Each line that includes the word "SISBB" counts once; give the total and nothing more.

_ _ _ _ _

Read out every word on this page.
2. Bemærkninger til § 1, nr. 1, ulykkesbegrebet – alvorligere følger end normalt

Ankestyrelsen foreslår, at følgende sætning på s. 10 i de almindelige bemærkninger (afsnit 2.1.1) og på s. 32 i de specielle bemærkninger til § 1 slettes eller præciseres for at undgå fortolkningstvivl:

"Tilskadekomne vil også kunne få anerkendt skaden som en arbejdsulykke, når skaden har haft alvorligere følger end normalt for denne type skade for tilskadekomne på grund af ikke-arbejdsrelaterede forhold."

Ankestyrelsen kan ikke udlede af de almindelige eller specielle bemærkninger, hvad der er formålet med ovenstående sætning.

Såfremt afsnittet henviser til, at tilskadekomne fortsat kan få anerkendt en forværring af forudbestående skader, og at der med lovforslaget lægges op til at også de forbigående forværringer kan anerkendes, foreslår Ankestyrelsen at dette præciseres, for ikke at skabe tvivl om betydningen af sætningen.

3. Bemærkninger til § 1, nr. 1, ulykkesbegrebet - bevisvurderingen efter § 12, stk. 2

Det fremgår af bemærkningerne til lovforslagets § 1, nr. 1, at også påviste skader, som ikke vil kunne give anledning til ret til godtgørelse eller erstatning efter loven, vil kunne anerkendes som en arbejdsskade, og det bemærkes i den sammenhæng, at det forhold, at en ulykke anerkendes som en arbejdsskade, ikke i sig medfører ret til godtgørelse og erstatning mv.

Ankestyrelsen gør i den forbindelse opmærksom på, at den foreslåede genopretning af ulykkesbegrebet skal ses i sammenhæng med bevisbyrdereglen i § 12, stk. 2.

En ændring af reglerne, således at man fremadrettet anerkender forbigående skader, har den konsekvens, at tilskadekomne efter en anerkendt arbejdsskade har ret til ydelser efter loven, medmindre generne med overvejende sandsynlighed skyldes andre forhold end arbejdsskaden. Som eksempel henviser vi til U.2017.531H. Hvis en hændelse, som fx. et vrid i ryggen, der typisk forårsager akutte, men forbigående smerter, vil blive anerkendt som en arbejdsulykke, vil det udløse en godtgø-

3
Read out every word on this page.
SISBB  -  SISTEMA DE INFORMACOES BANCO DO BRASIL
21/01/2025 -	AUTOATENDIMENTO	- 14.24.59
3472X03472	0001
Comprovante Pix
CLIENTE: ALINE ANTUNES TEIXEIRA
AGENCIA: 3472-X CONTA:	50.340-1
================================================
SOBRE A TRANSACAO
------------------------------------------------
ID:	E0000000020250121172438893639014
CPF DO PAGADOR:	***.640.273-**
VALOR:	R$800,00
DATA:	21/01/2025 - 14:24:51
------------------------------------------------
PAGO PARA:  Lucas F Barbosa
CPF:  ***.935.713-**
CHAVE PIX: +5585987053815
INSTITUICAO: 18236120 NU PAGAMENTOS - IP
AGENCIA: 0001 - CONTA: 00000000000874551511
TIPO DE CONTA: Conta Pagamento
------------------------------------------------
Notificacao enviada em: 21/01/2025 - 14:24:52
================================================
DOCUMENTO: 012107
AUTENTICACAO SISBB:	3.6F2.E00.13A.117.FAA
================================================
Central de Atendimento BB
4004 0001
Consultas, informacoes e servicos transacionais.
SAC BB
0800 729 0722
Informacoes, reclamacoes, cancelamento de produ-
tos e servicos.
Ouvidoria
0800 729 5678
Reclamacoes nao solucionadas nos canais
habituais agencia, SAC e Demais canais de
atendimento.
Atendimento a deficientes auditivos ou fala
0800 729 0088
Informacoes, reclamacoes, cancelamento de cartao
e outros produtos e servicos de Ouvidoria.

_ _ _ _ _

◆ **Exercise answer**
2